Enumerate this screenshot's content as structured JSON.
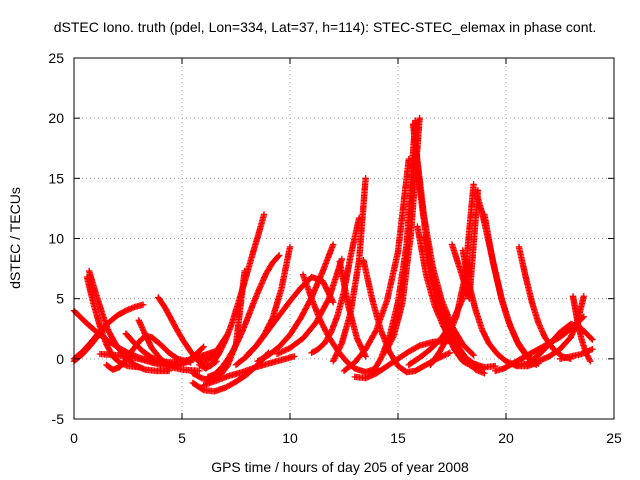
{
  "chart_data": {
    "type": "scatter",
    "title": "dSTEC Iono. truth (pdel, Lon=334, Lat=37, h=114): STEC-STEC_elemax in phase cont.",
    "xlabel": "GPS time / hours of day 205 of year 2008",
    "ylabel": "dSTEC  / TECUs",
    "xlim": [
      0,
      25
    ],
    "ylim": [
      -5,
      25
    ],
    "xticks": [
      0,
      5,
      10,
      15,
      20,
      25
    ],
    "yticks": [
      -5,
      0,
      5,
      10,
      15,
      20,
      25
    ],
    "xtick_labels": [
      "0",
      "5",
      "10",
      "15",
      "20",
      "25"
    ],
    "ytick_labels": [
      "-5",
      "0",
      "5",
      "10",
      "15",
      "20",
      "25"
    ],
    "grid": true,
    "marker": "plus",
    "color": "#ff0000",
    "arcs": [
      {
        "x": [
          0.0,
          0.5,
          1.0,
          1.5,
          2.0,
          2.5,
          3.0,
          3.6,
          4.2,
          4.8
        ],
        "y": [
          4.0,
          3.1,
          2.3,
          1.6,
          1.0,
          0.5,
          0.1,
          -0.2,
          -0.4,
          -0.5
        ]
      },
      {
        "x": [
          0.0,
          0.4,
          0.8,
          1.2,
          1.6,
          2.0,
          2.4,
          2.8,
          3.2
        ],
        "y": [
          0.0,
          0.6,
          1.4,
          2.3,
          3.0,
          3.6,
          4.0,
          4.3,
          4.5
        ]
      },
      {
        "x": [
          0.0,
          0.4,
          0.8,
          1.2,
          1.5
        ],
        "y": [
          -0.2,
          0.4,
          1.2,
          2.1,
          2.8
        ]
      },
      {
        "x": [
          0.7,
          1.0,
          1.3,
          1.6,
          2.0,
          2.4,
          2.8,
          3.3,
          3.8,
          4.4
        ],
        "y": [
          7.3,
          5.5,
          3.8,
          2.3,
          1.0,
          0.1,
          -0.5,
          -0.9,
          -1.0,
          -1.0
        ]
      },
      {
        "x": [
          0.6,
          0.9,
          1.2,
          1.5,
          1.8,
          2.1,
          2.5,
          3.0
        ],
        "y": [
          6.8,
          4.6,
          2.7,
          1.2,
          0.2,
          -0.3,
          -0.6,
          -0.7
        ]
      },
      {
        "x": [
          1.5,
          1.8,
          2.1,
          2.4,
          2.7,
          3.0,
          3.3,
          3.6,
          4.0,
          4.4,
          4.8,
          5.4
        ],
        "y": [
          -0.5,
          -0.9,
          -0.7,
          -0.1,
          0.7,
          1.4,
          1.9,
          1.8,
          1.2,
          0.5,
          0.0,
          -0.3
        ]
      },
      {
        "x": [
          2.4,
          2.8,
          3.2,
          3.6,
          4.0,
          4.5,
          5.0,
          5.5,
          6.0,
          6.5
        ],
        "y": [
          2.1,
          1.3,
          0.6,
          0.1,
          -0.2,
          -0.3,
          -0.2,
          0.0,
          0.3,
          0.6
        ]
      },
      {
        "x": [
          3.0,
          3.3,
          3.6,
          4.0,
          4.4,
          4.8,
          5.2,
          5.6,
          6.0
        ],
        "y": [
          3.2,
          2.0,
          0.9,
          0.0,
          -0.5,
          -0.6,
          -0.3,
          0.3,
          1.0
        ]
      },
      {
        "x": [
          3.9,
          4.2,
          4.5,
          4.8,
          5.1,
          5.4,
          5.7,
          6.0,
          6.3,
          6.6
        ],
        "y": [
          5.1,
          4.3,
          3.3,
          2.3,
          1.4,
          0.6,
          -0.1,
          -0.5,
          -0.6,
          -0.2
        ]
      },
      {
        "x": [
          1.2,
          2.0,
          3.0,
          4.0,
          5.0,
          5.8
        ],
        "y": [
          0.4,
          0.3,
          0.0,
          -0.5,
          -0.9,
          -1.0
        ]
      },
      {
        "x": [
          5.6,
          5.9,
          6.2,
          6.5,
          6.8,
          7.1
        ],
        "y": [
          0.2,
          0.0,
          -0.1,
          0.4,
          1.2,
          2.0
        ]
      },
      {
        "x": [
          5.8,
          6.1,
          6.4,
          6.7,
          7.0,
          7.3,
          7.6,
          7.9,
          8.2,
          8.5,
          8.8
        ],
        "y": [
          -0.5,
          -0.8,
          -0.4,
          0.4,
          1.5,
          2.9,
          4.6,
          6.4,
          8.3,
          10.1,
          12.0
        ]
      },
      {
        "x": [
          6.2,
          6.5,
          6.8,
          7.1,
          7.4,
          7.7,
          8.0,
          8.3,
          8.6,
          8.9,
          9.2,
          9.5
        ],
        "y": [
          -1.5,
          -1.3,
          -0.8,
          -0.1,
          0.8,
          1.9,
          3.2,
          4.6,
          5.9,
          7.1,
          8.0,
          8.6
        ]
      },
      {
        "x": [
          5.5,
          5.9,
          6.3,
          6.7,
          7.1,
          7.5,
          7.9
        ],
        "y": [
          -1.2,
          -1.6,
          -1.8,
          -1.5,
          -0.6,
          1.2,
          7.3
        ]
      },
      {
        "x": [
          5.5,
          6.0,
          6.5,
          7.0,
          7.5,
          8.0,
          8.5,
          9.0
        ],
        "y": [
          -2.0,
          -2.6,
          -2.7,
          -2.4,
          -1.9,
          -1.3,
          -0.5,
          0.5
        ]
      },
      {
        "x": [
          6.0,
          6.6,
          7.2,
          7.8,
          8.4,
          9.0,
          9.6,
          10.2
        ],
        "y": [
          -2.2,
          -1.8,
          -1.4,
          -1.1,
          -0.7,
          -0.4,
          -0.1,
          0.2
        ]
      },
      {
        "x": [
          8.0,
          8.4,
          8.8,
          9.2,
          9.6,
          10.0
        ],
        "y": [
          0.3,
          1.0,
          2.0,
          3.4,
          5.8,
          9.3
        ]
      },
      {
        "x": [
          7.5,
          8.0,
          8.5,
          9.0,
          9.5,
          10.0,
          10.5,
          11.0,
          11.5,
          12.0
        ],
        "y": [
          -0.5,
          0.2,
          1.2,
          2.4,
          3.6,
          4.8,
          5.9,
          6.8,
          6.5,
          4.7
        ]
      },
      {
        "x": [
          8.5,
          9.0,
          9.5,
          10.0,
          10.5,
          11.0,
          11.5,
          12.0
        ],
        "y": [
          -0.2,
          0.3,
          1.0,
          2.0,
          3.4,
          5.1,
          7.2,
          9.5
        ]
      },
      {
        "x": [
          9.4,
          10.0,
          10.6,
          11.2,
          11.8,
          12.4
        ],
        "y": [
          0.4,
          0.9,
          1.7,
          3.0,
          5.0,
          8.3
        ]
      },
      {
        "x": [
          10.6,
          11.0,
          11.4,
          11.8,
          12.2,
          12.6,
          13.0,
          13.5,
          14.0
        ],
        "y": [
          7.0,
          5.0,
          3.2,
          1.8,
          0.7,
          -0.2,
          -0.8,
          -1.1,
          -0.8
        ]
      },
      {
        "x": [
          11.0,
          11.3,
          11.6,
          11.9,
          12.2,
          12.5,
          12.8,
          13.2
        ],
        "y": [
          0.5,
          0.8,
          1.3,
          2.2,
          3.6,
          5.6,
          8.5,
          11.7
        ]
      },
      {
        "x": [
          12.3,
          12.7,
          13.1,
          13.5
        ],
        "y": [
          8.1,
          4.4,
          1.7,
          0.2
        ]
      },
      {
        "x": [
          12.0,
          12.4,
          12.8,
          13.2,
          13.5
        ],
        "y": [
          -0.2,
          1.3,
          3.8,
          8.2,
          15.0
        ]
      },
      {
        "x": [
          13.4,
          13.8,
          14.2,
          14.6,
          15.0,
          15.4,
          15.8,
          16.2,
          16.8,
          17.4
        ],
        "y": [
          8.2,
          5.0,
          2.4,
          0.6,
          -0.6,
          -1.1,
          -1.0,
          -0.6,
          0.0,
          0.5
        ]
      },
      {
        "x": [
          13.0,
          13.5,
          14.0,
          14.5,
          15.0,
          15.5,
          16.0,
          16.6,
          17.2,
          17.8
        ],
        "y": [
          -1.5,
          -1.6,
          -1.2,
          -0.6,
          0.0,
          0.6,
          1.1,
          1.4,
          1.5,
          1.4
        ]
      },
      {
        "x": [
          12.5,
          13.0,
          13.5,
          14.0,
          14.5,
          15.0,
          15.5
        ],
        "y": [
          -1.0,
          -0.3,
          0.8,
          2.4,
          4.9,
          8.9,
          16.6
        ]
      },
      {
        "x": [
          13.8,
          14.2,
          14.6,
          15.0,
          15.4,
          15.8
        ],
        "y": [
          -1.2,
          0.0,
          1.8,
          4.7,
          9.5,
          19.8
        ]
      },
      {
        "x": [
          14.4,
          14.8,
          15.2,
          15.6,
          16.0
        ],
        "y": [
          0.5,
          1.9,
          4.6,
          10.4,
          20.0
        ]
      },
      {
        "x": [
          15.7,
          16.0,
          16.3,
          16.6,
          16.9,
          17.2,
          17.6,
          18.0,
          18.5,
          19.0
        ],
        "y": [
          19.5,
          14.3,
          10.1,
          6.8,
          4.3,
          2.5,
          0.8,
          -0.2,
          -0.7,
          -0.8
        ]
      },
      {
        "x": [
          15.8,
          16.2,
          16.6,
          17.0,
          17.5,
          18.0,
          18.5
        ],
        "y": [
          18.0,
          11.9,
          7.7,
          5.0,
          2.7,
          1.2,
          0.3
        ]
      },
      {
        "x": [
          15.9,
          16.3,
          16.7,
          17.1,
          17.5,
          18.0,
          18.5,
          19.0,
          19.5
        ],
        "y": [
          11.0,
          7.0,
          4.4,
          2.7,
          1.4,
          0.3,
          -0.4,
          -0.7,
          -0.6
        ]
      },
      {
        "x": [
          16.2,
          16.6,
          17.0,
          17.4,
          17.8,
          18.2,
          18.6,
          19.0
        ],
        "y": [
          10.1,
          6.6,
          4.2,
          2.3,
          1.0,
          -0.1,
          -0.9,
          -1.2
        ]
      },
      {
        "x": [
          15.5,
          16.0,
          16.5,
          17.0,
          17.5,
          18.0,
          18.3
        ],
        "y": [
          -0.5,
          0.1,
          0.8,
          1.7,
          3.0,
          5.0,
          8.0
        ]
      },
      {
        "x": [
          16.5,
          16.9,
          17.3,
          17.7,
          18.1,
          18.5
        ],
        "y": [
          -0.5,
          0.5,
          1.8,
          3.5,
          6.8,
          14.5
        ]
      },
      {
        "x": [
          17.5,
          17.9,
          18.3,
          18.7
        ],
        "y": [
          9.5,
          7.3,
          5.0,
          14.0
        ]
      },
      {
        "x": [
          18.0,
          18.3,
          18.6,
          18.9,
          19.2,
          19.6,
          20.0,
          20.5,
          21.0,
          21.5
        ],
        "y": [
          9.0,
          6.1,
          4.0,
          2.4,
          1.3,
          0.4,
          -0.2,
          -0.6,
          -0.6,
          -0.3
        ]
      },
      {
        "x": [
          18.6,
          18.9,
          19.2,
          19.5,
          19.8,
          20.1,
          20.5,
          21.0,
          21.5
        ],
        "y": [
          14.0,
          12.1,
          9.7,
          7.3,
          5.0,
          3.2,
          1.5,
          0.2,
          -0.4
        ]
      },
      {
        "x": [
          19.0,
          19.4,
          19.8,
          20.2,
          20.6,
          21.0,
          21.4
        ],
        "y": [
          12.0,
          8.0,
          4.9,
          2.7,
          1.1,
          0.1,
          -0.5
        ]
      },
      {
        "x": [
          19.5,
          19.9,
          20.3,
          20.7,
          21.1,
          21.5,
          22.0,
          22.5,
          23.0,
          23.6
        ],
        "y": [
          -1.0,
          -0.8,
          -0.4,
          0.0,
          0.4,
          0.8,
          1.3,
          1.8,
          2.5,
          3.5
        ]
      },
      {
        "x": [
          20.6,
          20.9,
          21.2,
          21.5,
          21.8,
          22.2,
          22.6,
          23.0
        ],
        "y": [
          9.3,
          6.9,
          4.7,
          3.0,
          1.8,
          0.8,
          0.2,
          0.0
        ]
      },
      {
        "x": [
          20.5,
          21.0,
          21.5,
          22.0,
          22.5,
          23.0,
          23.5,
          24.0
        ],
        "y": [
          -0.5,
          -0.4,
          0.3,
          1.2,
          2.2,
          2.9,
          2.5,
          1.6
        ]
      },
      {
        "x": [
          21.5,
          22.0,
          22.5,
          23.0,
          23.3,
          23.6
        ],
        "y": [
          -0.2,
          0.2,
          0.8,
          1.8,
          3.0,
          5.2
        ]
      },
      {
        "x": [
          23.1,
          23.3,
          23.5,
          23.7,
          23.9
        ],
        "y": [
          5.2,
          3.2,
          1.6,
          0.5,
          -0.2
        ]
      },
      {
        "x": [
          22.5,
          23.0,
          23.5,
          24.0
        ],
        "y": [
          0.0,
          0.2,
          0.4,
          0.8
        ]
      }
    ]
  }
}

* * *

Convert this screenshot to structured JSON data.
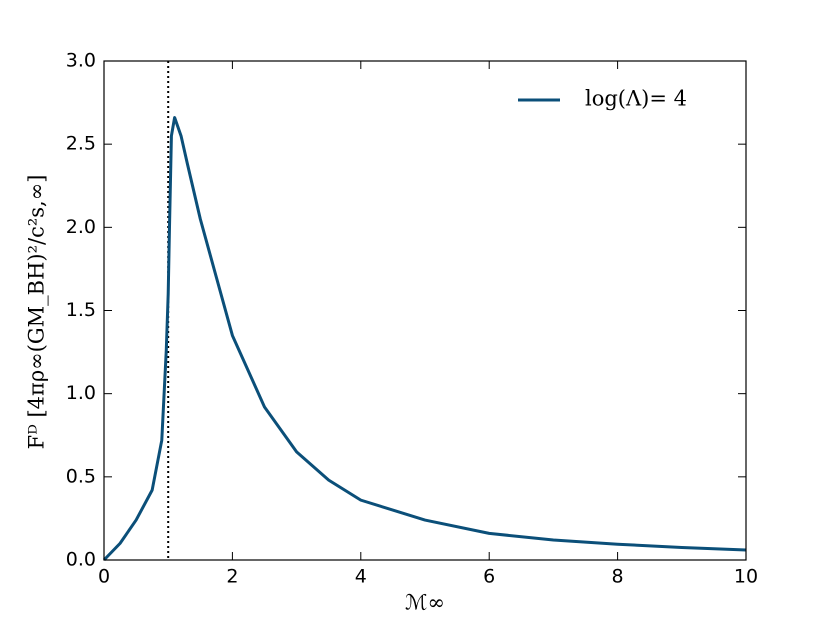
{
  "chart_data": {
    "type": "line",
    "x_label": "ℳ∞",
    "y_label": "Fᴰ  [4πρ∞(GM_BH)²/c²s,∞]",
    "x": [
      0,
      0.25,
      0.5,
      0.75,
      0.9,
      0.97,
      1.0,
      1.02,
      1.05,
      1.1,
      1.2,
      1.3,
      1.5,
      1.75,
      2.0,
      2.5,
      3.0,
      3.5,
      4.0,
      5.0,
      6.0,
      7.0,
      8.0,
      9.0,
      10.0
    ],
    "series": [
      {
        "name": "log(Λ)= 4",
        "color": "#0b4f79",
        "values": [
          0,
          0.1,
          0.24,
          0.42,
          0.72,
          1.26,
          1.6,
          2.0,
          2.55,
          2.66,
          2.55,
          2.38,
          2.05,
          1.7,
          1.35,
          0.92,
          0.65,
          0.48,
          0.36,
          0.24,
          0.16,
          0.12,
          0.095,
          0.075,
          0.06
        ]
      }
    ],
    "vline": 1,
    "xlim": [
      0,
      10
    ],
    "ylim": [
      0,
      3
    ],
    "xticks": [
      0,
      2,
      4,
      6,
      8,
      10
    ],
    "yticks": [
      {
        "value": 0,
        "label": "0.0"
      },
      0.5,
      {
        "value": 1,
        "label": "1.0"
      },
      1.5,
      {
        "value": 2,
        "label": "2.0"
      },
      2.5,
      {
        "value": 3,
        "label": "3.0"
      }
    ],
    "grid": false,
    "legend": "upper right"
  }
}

**WORK INSTRUCTIONS**
Which lines of the data include "dSTEC"? Copy each of them.

**COMPLETE RESPONSE**
    "title": "dSTEC Iono. truth (pdel, Lon=334, Lat=37, h=114): STEC-STEC_elemax in phase cont.",
    "ylabel": "dSTEC  / TECUs",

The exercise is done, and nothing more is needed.